* PROBLEM DESCRIPTION *
Copy all the material that follows, keeping every character the same.

* RECORDS PROVIDED *
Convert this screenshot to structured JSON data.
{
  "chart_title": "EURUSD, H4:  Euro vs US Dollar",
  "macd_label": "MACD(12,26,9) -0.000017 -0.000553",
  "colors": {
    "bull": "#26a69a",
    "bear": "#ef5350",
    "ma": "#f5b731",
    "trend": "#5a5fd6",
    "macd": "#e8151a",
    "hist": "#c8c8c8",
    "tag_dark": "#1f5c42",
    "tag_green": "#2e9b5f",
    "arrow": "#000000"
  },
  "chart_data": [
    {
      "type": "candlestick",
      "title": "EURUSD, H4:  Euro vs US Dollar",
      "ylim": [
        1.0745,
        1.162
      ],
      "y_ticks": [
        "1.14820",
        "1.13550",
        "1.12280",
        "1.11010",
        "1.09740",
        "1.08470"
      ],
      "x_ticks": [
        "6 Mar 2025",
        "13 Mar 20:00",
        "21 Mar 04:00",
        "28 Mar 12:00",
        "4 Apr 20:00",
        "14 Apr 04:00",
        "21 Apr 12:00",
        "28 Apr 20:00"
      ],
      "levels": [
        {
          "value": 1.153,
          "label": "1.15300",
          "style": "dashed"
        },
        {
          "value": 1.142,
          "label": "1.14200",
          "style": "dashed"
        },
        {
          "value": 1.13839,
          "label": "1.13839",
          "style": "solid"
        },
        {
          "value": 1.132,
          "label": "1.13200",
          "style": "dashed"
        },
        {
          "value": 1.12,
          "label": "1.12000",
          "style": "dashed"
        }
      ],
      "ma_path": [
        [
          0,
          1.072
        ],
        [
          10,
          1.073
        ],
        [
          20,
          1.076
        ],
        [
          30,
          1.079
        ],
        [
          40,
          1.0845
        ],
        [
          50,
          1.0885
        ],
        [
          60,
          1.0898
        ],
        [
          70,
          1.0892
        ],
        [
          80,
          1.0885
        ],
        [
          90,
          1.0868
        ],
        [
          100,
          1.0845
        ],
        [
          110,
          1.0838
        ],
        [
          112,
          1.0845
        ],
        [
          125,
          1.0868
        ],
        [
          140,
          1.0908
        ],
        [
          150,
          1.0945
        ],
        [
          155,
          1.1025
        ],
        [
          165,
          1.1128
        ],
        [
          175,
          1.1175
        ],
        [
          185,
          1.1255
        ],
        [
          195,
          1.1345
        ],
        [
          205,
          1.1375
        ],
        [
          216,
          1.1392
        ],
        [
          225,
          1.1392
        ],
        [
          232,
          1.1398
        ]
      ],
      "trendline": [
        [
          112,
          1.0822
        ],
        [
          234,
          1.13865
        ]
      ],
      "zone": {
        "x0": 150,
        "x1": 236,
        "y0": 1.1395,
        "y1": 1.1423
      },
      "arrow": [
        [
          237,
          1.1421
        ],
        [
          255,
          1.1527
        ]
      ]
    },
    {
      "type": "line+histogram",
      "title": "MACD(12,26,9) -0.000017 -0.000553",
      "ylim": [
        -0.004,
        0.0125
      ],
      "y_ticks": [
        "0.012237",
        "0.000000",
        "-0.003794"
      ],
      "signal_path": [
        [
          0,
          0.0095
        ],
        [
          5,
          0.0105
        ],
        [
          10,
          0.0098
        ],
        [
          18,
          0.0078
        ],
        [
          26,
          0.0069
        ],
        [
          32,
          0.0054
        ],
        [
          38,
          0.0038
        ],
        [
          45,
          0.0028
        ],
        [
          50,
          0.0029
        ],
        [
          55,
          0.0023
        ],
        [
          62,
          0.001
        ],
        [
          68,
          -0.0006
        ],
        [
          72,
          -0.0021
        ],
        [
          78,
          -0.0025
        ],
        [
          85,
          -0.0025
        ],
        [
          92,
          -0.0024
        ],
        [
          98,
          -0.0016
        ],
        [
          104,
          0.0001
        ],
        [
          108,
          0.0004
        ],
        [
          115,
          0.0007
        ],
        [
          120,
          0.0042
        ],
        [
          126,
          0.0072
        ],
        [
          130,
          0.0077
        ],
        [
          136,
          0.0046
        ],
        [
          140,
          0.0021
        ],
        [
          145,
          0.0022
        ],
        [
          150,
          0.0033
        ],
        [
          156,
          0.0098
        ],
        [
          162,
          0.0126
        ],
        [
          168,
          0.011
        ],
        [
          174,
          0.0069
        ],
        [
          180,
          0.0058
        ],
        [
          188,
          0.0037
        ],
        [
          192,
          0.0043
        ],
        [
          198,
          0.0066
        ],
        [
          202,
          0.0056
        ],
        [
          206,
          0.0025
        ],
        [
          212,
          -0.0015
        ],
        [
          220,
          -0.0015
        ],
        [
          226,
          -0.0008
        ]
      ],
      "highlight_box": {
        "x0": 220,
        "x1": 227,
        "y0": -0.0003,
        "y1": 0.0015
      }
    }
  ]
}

* RESULT BELOW *
Convert this screenshot to structured JSON data.
{
  "chart_title": "EURUSD, H4:  Euro vs US Dollar",
  "macd_label": "MACD(12,26,9) -0.000017 -0.000553",
  "colors": {
    "bull": "#26a69a",
    "bear": "#ef5350",
    "ma": "#f5b731",
    "trend": "#5a5fd6",
    "macd": "#e8151a",
    "hist": "#c8c8c8",
    "tag_dark": "#1f5c42",
    "tag_green": "#2e9b5f",
    "arrow": "#000000"
  },
  "chart_data": [
    {
      "type": "candlestick",
      "title": "EURUSD, H4:  Euro vs US Dollar",
      "ylim": [
        1.0745,
        1.162
      ],
      "y_ticks": [
        "1.14820",
        "1.13550",
        "1.12280",
        "1.11010",
        "1.09740",
        "1.08470"
      ],
      "x_ticks": [
        "6 Mar 2025",
        "13 Mar 20:00",
        "21 Mar 04:00",
        "28 Mar 12:00",
        "4 Apr 20:00",
        "14 Apr 04:00",
        "21 Apr 12:00",
        "28 Apr 20:00"
      ],
      "levels": [
        {
          "value": 1.153,
          "label": "1.15300",
          "style": "dashed"
        },
        {
          "value": 1.142,
          "label": "1.14200",
          "style": "dashed"
        },
        {
          "value": 1.13839,
          "label": "1.13839",
          "style": "solid"
        },
        {
          "value": 1.132,
          "label": "1.13200",
          "style": "dashed"
        },
        {
          "value": 1.12,
          "label": "1.12000",
          "style": "dashed"
        }
      ],
      "ma_path": [
        [
          0,
          1.072
        ],
        [
          10,
          1.073
        ],
        [
          20,
          1.076
        ],
        [
          30,
          1.079
        ],
        [
          40,
          1.0845
        ],
        [
          50,
          1.0885
        ],
        [
          60,
          1.0898
        ],
        [
          70,
          1.0892
        ],
        [
          80,
          1.0885
        ],
        [
          90,
          1.0868
        ],
        [
          100,
          1.0845
        ],
        [
          110,
          1.0838
        ],
        [
          112,
          1.0845
        ],
        [
          125,
          1.0868
        ],
        [
          140,
          1.0908
        ],
        [
          150,
          1.0945
        ],
        [
          155,
          1.1025
        ],
        [
          165,
          1.1128
        ],
        [
          175,
          1.1175
        ],
        [
          185,
          1.1255
        ],
        [
          195,
          1.1345
        ],
        [
          205,
          1.1375
        ],
        [
          216,
          1.1392
        ],
        [
          225,
          1.1392
        ],
        [
          232,
          1.1398
        ]
      ],
      "trendline": [
        [
          112,
          1.0822
        ],
        [
          234,
          1.13865
        ]
      ],
      "zone": {
        "x0": 150,
        "x1": 236,
        "y0": 1.1395,
        "y1": 1.1423
      },
      "arrow": [
        [
          237,
          1.1421
        ],
        [
          255,
          1.1527
        ]
      ]
    },
    {
      "type": "line+histogram",
      "title": "MACD(12,26,9) -0.000017 -0.000553",
      "ylim": [
        -0.004,
        0.0125
      ],
      "y_ticks": [
        "0.012237",
        "0.000000",
        "-0.003794"
      ],
      "signal_path": [
        [
          0,
          0.0095
        ],
        [
          5,
          0.0105
        ],
        [
          10,
          0.0098
        ],
        [
          18,
          0.0078
        ],
        [
          26,
          0.0069
        ],
        [
          32,
          0.0054
        ],
        [
          38,
          0.0038
        ],
        [
          45,
          0.0028
        ],
        [
          50,
          0.0029
        ],
        [
          55,
          0.0023
        ],
        [
          62,
          0.001
        ],
        [
          68,
          -0.0006
        ],
        [
          72,
          -0.0021
        ],
        [
          78,
          -0.0025
        ],
        [
          85,
          -0.0025
        ],
        [
          92,
          -0.0024
        ],
        [
          98,
          -0.0016
        ],
        [
          104,
          0.0001
        ],
        [
          108,
          0.0004
        ],
        [
          115,
          0.0007
        ],
        [
          120,
          0.0042
        ],
        [
          126,
          0.0072
        ],
        [
          130,
          0.0077
        ],
        [
          136,
          0.0046
        ],
        [
          140,
          0.0021
        ],
        [
          145,
          0.0022
        ],
        [
          150,
          0.0033
        ],
        [
          156,
          0.0098
        ],
        [
          162,
          0.0126
        ],
        [
          168,
          0.011
        ],
        [
          174,
          0.0069
        ],
        [
          180,
          0.0058
        ],
        [
          188,
          0.0037
        ],
        [
          192,
          0.0043
        ],
        [
          198,
          0.0066
        ],
        [
          202,
          0.0056
        ],
        [
          206,
          0.0025
        ],
        [
          212,
          -0.0015
        ],
        [
          220,
          -0.0015
        ],
        [
          226,
          -0.0008
        ]
      ],
      "highlight_box": {
        "x0": 220,
        "x1": 227,
        "y0": -0.0003,
        "y1": 0.0015
      }
    }
  ]
}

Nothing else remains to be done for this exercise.